# SHORT EXERCISE:
Write the next part of the account of the law faculty's dispute with the Christ University management, starting after its final sentence.

>> Begin EXTRACT PROVIDED

5. Eventually, it got to the point where us Faculty of Law made it clear to the Christ Management that we had very serious disagreements with them on a series of issues, and on which we felt our own positions were largely non-negotiable. These issues related to criteria and objectivity in the admissions process, evaluation patterns for specific courses, the possible scaling-up of the instituion (i..e. by adding more 'sections' and including more students - upto 160 per batch - with the short term objective of increasing revenues for the University), fixation of the maximum number of teaching hours, relaxation of the sign-in sign-out system, and discontinuing the gender discrimination in the admissions process.
6. As a consequence of the management's attitude towards us teachers, there was a grave loss in our trust and confidence in the management. The morale of the teachers had suffered seriously and we realised that this was a deliberate ploy on the management's part. Despite this, we were trying to initiate negotations with the management. Through our negotiation process we were trying to achieve two things: (1) make sure that decisions on every issue are taken democratically, because, ultimately, it is the teachers that are going to be interacting with the students and not the management, and (b) try to re-establish even a modicum of confidence or trust in the management so that it would allow us to at least have the minimal ground on which to try to continue functioning as a team.
7. However, our one significant meeting with the Vice Chancellor made it clear to us that they were not willing to hear us on any issue. At this meeting, rather than respond substantively to the issues raised or answer the specific questions, the Vice Chancellor simply kept stonewalling, only asking repeatedly, like a parrot, "Am I in your court? Why should I answer your questions?"
Other Recent Happenings at Christ University that Made Me Determined to Want to Leave it:
Interestingly, the person that they have got to replace our team, one Mr. Jose Varghese, whom they have designated as the Principal of 'SLCU', has had an extraordinarily interesting history. Should you run into him anywhere around the Christ campus, do remember to ask him why the Central Government threw him out of Hidayatullah National Law University (HNLU), Raipur, where he used be designated as the Special Officer. (Some bird has whispered in my ear that it had something to do with corruption and mismanagement, etc., but you should perhaps try getting the full spicy story from the man himself!) Given the kind of people these CMI guys are, they are only capable of bringing their own kind in!! No one else could possibly tolerate them!!

>> End EXTRACT PROVIDED
>> Begin DATA SHOWN

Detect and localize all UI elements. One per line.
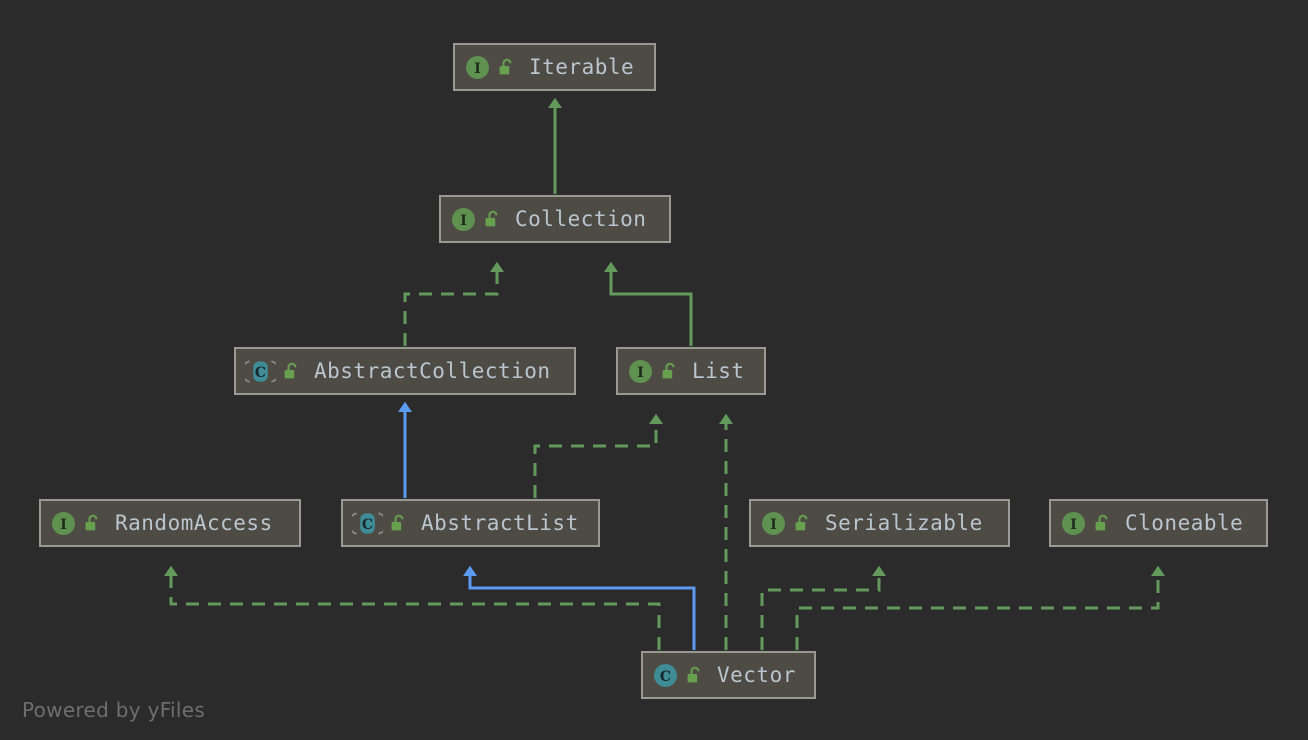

>> End DATA SHOWN

# EXERCISE OUTPUT:
B. Other Happenings On Campus: Over the last 3 or 4 months, I have also come to know of other things that have happened on campus in the recent past that raise grave questions about (a) the current Management's tacit claim that the monks of the CMI congregation are complete ascetics and not vulnerable to sexual temptation, (b) the current Management's ability to look within itself and admit to grave moral turpitude on the part of CMI congregational appointees to the Management, (c) the current Management's commitment to ensuring that the teacher-student relationship is treated as a sacred one, and as something that cannot be violated, (d) the current Management's commitment to standing by the sacred responsibilities (of addressing the personal issues of students) that the counselors in the current system undertake, and (e) the current Management's commitment to ensuring a campus free of the fear of being subjected to sexual indignities by its own nominees and appointees.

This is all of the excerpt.